Start of Information shown

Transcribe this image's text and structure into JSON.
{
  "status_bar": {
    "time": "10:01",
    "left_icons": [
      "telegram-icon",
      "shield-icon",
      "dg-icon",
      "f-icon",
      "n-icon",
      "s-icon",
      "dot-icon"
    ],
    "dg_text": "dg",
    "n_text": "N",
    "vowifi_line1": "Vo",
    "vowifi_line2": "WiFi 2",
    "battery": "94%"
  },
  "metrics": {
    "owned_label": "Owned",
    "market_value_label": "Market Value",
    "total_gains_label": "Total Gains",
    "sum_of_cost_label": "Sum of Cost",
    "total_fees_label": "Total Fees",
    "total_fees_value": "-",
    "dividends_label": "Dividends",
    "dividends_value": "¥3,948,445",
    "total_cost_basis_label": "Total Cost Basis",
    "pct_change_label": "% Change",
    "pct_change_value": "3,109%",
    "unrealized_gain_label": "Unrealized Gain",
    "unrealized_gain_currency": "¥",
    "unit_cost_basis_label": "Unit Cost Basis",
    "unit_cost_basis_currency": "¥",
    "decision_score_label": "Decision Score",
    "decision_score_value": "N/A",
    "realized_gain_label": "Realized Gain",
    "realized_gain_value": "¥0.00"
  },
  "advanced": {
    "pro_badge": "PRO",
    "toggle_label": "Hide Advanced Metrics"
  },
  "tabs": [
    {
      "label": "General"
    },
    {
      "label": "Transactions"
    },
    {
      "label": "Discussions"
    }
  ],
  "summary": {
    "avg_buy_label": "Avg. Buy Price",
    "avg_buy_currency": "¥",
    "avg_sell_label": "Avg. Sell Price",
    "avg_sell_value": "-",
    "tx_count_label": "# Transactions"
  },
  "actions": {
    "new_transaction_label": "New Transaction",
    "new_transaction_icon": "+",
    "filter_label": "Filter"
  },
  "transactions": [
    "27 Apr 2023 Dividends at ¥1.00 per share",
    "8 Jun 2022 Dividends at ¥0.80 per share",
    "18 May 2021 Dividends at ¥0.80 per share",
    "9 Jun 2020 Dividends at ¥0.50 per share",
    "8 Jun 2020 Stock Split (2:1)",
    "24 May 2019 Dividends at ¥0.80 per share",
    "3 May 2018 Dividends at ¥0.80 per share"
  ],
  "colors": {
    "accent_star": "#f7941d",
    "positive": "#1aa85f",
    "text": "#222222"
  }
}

End of Information shown

The entries above must be returned exactly.

Transcribe this image's text and structure into JSON.
{
  "status_bar": {
    "time": "10:01",
    "left_icons": [
      "telegram-icon",
      "shield-icon",
      "dg-icon",
      "f-icon",
      "n-icon",
      "s-icon",
      "dot-icon"
    ],
    "dg_text": "dg",
    "n_text": "N",
    "vowifi_line1": "Vo",
    "vowifi_line2": "WiFi 2",
    "battery": "94%"
  },
  "metrics": {
    "owned_label": "Owned",
    "market_value_label": "Market Value",
    "total_gains_label": "Total Gains",
    "sum_of_cost_label": "Sum of Cost",
    "total_fees_label": "Total Fees",
    "total_fees_value": "-",
    "dividends_label": "Dividends",
    "dividends_value": "¥3,948,445",
    "total_cost_basis_label": "Total Cost Basis",
    "pct_change_label": "% Change",
    "pct_change_value": "3,109%",
    "unrealized_gain_label": "Unrealized Gain",
    "unrealized_gain_currency": "¥",
    "unit_cost_basis_label": "Unit Cost Basis",
    "unit_cost_basis_currency": "¥",
    "decision_score_label": "Decision Score",
    "decision_score_value": "N/A",
    "realized_gain_label": "Realized Gain",
    "realized_gain_value": "¥0.00"
  },
  "advanced": {
    "pro_badge": "PRO",
    "toggle_label": "Hide Advanced Metrics"
  },
  "tabs": [
    {
      "label": "General"
    },
    {
      "label": "Transactions"
    },
    {
      "label": "Discussions"
    }
  ],
  "summary": {
    "avg_buy_label": "Avg. Buy Price",
    "avg_buy_currency": "¥",
    "avg_sell_label": "Avg. Sell Price",
    "avg_sell_value": "-",
    "tx_count_label": "# Transactions"
  },
  "actions": {
    "new_transaction_label": "New Transaction",
    "new_transaction_icon": "+",
    "filter_label": "Filter"
  },
  "transactions": [
    "27 Apr 2023 Dividends at ¥1.00 per share",
    "8 Jun 2022 Dividends at ¥0.80 per share",
    "18 May 2021 Dividends at ¥0.80 per share",
    "9 Jun 2020 Dividends at ¥0.50 per share",
    "8 Jun 2020 Stock Split (2:1)",
    "24 May 2019 Dividends at ¥0.80 per share",
    "3 May 2018 Dividends at ¥0.80 per share"
  ],
  "colors": {
    "accent_star": "#f7941d",
    "positive": "#1aa85f",
    "text": "#222222"
  }
}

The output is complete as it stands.